## BEGIN THE INPUT
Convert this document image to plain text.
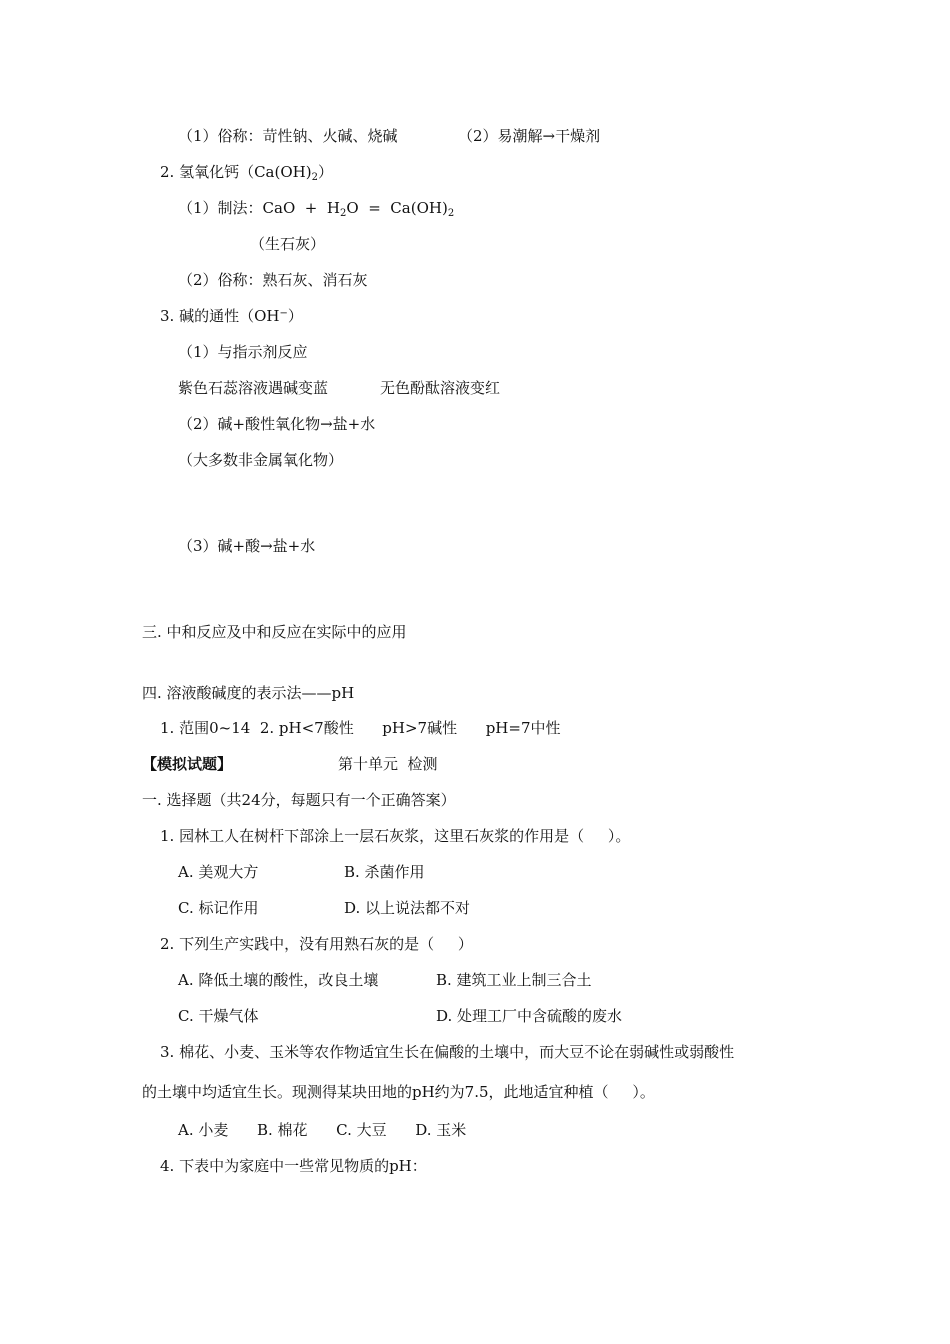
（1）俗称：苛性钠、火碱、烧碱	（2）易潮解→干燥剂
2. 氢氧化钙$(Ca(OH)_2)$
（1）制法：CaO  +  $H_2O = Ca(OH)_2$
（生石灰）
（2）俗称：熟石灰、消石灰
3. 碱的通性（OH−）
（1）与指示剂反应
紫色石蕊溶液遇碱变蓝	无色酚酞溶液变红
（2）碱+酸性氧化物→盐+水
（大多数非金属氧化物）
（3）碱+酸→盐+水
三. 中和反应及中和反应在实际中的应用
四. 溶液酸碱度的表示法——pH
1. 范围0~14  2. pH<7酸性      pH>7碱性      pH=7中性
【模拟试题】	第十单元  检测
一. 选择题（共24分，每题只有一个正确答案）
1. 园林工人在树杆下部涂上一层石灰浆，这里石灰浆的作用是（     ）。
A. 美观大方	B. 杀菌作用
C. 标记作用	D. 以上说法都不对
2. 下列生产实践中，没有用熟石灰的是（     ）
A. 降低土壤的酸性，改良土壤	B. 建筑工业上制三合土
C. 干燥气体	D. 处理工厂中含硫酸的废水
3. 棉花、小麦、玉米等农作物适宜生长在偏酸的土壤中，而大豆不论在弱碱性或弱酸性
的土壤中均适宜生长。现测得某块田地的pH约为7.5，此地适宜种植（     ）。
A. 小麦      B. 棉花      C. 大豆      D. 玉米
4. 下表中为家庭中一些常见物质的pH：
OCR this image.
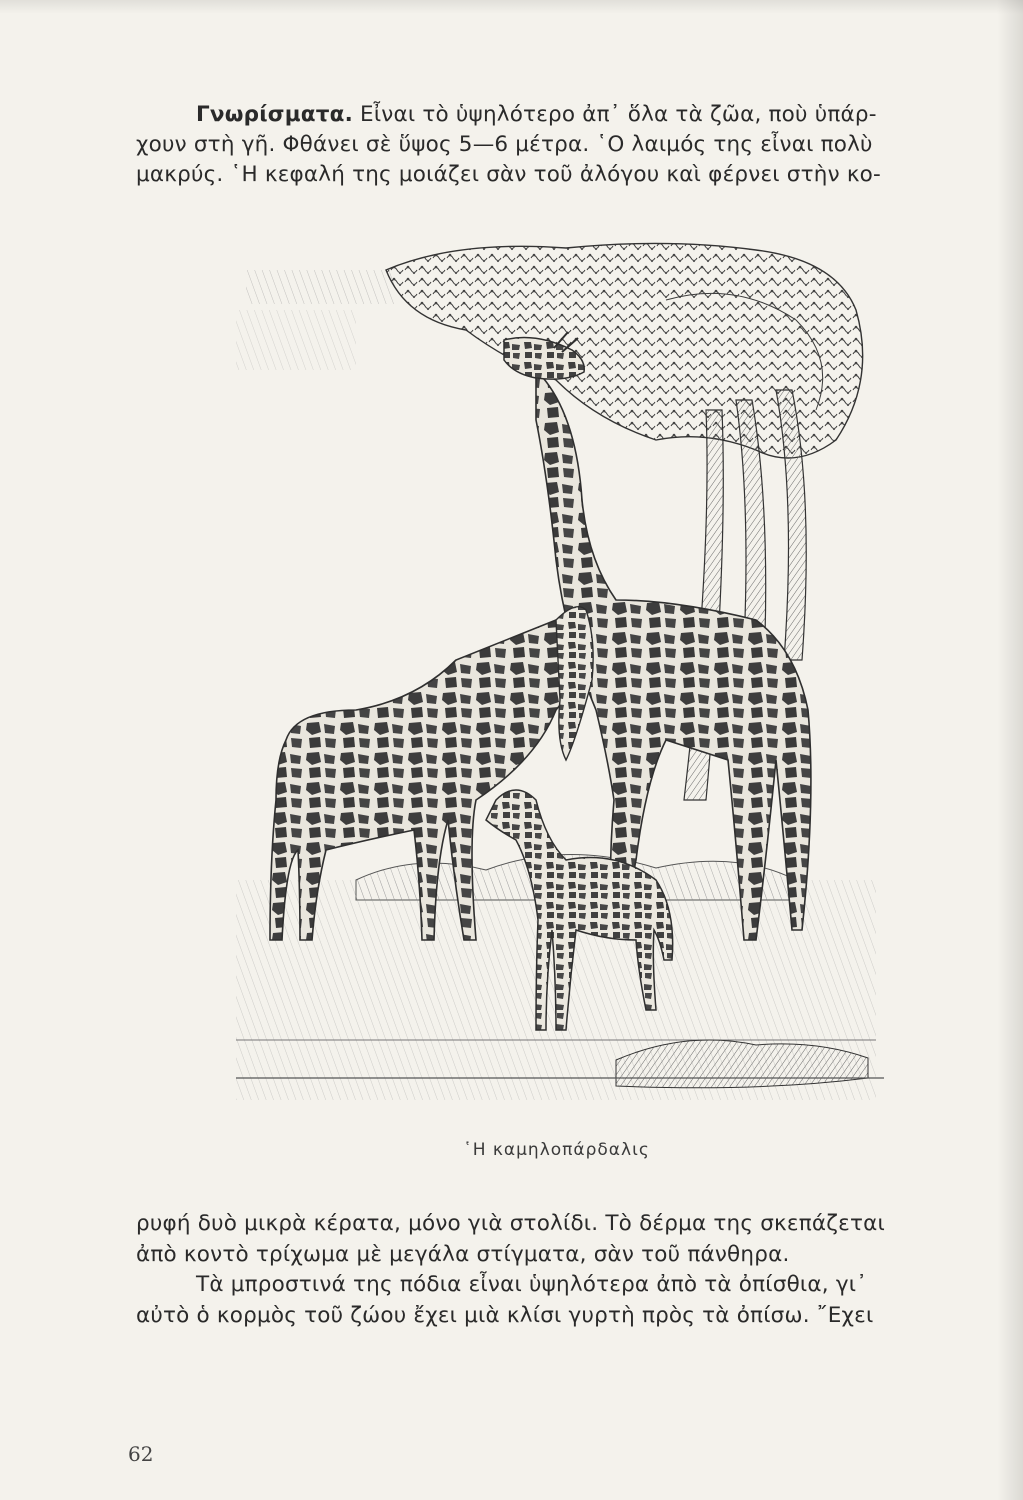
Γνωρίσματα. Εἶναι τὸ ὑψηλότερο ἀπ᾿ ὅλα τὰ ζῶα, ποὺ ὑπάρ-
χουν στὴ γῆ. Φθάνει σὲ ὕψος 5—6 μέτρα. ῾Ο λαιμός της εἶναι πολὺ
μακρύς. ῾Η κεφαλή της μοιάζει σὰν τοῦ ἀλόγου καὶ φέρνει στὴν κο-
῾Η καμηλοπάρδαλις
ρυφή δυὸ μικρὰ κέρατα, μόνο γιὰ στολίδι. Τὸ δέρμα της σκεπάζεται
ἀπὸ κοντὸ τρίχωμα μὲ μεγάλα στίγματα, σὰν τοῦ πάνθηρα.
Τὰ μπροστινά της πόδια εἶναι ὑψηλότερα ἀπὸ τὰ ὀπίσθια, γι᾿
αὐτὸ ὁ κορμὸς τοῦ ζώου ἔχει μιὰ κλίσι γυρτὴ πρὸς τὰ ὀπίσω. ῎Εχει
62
## END THE INPUT
SHORT EXERCISE:
Retype, without any picture, exactly the lines from the one with "OCR this image." through the end of the entries, inclusive.

ANSWER TO THE EXERCISE:
OCR this image.
Γνωρίσματα. Εἶναι τὸ ὑψηλότερο ἀπ᾿ ὅλα τὰ ζῶα, ποὺ ὑπάρ-
χουν στὴ γῆ. Φθάνει σὲ ὕψος 5—6 μέτρα. ῾Ο λαιμός της εἶναι πολὺ
μακρύς. ῾Η κεφαλή της μοιάζει σὰν τοῦ ἀλόγου καὶ φέρνει στὴν κο-
῾Η καμηλοπάρδαλις
ρυφή δυὸ μικρὰ κέρατα, μόνο γιὰ στολίδι. Τὸ δέρμα της σκεπάζεται
ἀπὸ κοντὸ τρίχωμα μὲ μεγάλα στίγματα, σὰν τοῦ πάνθηρα.
Τὰ μπροστινά της πόδια εἶναι ὑψηλότερα ἀπὸ τὰ ὀπίσθια, γι᾿
αὐτὸ ὁ κορμὸς τοῦ ζώου ἔχει μιὰ κλίσι γυρτὴ πρὸς τὰ ὀπίσω. ῎Εχει
62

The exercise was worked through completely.